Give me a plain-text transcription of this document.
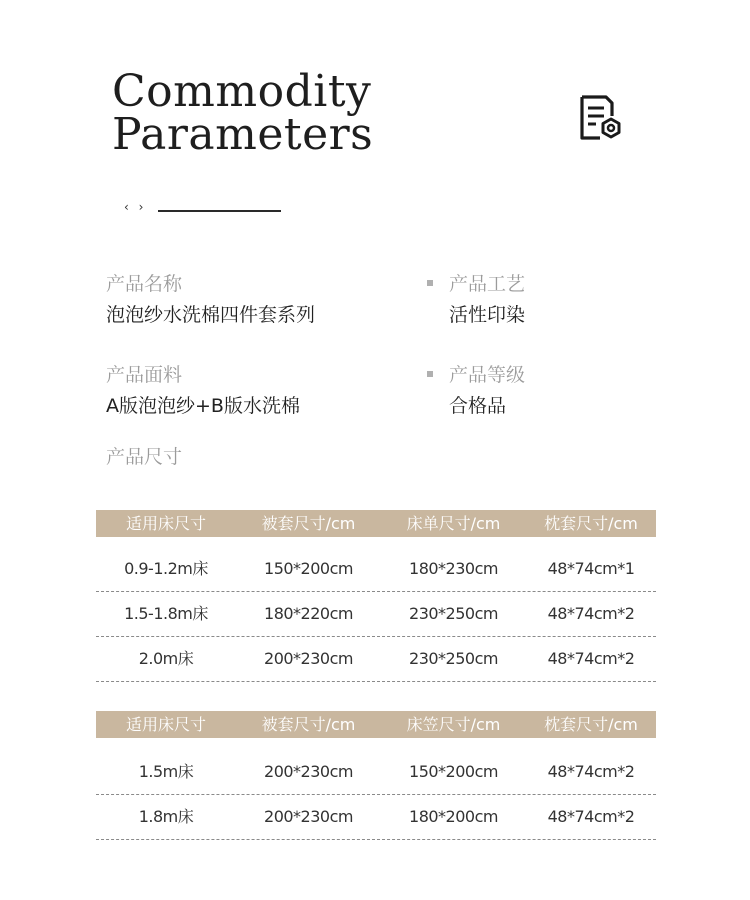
Commodity
Parameters
‹ ›
产品名称
泡泡纱水洗棉四件套系列
产品工艺
活性印染
产品面料
A版泡泡纱+B版水洗棉
产品等级
合格品
产品尺寸
适用床尺寸	被套尺寸/cm	床单尺寸/cm	枕套尺寸/cm
0.9-1.2m床	150*200cm	180*230cm	48*74cm*1
1.5-1.8m床	180*220cm	230*250cm	48*74cm*2
2.0m床	200*230cm	230*250cm	48*74cm*2
适用床尺寸	被套尺寸/cm	床笠尺寸/cm	枕套尺寸/cm
1.5m床	200*230cm	150*200cm	48*74cm*2
1.8m床	200*230cm	180*200cm	48*74cm*2
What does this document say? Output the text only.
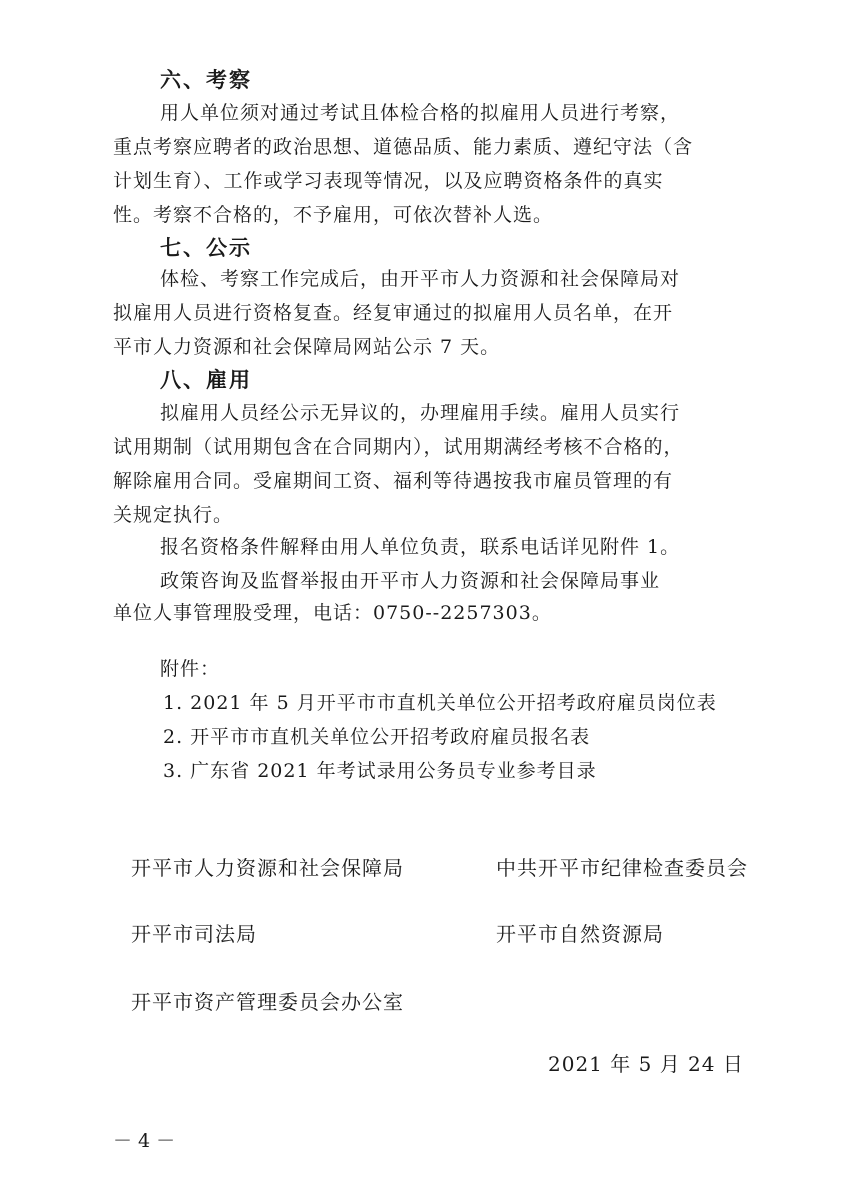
六、考察
用人单位须对通过考试且体检合格的拟雇用人员进行考察，
重点考察应聘者的政治思想、道德品质、能力素质、遵纪守法（含
计划生育）、工作或学习表现等情况，以及应聘资格条件的真实
性。考察不合格的，不予雇用，可依次替补人选。
七、公示
体检、考察工作完成后，由开平市人力资源和社会保障局对
拟雇用人员进行资格复查。经复审通过的拟雇用人员名单，在开
平市人力资源和社会保障局网站公示 7 天。
八、雇用
拟雇用人员经公示无异议的，办理雇用手续。雇用人员实行
试用期制（试用期包含在合同期内），试用期满经考核不合格的，
解除雇用合同。受雇期间工资、福利等待遇按我市雇员管理的有
关规定执行。
报名资格条件解释由用人单位负责，联系电话详见附件 1。
政策咨询及监督举报由开平市人力资源和社会保障局事业
单位人事管理股受理，电话：0750--2257303。
附件：
1. 2021 年 5 月开平市市直机关单位公开招考政府雇员岗位表
2. 开平市市直机关单位公开招考政府雇员报名表
3. 广东省 2021 年考试录用公务员专业参考目录
开平市人力资源和社会保障局	中共开平市纪律检查委员会
开平市司法局	开平市自然资源局
开平市资产管理委员会办公室
2021 年 5 月 24 日
－ 4 －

========================================================================

- SHORT TASK
All the lines above are to be given again exactly as they read, with the pictures removed.

- TASK OUTPUT
Give me a plain-text transcription of this document.
Commodity
Parameters
‹ ›
产品名称
泡泡纱水洗棉四件套系列
产品工艺
活性印染
产品面料
A版泡泡纱+B版水洗棉
产品等级
合格品
产品尺寸
适用床尺寸	被套尺寸/cm	床单尺寸/cm	枕套尺寸/cm
0.9-1.2m床	150*200cm	180*230cm	48*74cm*1
1.5-1.8m床	180*220cm	230*250cm	48*74cm*2
2.0m床	200*230cm	230*250cm	48*74cm*2
适用床尺寸	被套尺寸/cm	床笠尺寸/cm	枕套尺寸/cm
1.5m床	200*230cm	150*200cm	48*74cm*2
1.8m床	200*230cm	180*200cm	48*74cm*2
What does this document say? Output the text only.
六、考察
用人单位须对通过考试且体检合格的拟雇用人员进行考察，
重点考察应聘者的政治思想、道德品质、能力素质、遵纪守法（含
计划生育）、工作或学习表现等情况，以及应聘资格条件的真实
性。考察不合格的，不予雇用，可依次替补人选。
七、公示
体检、考察工作完成后，由开平市人力资源和社会保障局对
拟雇用人员进行资格复查。经复审通过的拟雇用人员名单，在开
平市人力资源和社会保障局网站公示 7 天。
八、雇用
拟雇用人员经公示无异议的，办理雇用手续。雇用人员实行
试用期制（试用期包含在合同期内），试用期满经考核不合格的，
解除雇用合同。受雇期间工资、福利等待遇按我市雇员管理的有
关规定执行。
报名资格条件解释由用人单位负责，联系电话详见附件 1。
政策咨询及监督举报由开平市人力资源和社会保障局事业
单位人事管理股受理，电话：0750--2257303。
附件：
1. 2021 年 5 月开平市市直机关单位公开招考政府雇员岗位表
2. 开平市市直机关单位公开招考政府雇员报名表
3. 广东省 2021 年考试录用公务员专业参考目录
开平市人力资源和社会保障局	中共开平市纪律检查委员会
开平市司法局	开平市自然资源局
开平市资产管理委员会办公室
2021 年 5 月 24 日
－ 4 －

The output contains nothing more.